Say how many lines contain "Έλληνες", using only the number.

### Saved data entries
§ §
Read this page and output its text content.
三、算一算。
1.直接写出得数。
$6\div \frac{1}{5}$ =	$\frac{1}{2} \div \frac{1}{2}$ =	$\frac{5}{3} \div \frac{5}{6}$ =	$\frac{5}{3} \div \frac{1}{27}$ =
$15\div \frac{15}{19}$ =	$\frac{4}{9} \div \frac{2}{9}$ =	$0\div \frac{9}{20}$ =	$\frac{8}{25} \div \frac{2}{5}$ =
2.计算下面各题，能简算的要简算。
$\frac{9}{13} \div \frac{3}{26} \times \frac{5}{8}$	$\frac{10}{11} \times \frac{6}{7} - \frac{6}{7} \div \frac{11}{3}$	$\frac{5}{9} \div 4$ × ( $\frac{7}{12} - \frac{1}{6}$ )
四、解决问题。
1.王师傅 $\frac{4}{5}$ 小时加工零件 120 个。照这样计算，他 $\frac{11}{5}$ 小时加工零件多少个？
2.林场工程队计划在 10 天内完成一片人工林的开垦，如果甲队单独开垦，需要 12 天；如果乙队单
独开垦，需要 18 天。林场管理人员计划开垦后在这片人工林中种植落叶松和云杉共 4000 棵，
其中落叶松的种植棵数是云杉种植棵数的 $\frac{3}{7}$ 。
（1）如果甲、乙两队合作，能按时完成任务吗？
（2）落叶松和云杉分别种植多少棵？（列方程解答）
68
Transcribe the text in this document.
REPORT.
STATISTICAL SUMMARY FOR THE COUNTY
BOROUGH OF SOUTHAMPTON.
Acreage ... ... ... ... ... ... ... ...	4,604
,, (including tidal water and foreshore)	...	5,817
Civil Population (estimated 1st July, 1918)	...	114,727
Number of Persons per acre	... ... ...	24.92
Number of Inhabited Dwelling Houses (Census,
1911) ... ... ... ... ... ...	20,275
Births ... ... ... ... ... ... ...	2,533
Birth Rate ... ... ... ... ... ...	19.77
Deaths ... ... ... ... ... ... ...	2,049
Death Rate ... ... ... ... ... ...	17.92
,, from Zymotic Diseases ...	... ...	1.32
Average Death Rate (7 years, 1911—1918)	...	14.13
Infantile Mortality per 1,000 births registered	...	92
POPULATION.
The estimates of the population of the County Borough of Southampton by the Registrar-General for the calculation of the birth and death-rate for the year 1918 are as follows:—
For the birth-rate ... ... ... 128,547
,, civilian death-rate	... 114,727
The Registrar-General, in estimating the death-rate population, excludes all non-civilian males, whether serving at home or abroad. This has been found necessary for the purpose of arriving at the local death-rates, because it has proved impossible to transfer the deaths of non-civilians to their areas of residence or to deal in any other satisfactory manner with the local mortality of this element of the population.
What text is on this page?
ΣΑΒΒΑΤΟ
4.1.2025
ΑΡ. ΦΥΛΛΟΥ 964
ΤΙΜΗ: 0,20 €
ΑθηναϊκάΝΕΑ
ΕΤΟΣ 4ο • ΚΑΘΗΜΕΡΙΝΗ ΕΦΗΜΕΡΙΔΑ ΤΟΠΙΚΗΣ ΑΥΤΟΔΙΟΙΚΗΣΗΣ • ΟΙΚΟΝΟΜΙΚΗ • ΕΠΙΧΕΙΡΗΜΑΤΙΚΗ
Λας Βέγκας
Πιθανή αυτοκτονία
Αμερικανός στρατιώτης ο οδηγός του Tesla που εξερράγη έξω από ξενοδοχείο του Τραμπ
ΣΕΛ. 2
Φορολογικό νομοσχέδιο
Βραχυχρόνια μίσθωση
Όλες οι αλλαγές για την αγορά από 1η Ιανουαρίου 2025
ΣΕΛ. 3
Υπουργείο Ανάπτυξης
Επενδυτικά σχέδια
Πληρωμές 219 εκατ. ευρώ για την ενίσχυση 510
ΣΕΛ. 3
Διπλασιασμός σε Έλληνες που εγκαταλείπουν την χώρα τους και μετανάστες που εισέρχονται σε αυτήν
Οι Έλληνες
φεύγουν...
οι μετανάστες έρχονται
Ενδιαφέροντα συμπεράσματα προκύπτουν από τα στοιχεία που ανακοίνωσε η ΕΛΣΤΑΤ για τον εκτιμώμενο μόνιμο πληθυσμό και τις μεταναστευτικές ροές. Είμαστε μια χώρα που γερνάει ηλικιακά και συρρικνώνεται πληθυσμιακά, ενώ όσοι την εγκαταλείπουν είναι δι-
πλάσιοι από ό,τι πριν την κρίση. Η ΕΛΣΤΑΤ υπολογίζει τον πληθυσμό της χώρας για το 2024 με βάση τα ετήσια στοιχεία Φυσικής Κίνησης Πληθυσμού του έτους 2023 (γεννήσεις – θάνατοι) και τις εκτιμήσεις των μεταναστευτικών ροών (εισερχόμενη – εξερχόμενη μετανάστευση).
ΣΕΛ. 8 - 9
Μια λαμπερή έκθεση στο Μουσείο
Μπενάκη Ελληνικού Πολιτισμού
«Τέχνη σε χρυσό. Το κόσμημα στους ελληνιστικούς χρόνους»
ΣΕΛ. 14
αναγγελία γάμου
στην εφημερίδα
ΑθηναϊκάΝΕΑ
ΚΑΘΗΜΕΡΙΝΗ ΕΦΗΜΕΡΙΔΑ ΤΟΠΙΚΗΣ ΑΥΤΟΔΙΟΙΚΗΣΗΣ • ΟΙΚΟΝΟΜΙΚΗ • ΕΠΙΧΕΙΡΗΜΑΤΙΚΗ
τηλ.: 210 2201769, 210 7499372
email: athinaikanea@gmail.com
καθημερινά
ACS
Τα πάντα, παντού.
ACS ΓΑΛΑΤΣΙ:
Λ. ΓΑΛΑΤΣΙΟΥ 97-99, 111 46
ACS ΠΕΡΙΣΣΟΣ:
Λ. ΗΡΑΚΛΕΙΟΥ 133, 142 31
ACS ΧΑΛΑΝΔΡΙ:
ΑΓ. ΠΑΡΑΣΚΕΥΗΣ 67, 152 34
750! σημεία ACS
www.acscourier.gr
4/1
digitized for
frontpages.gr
§ §
### Task answer
2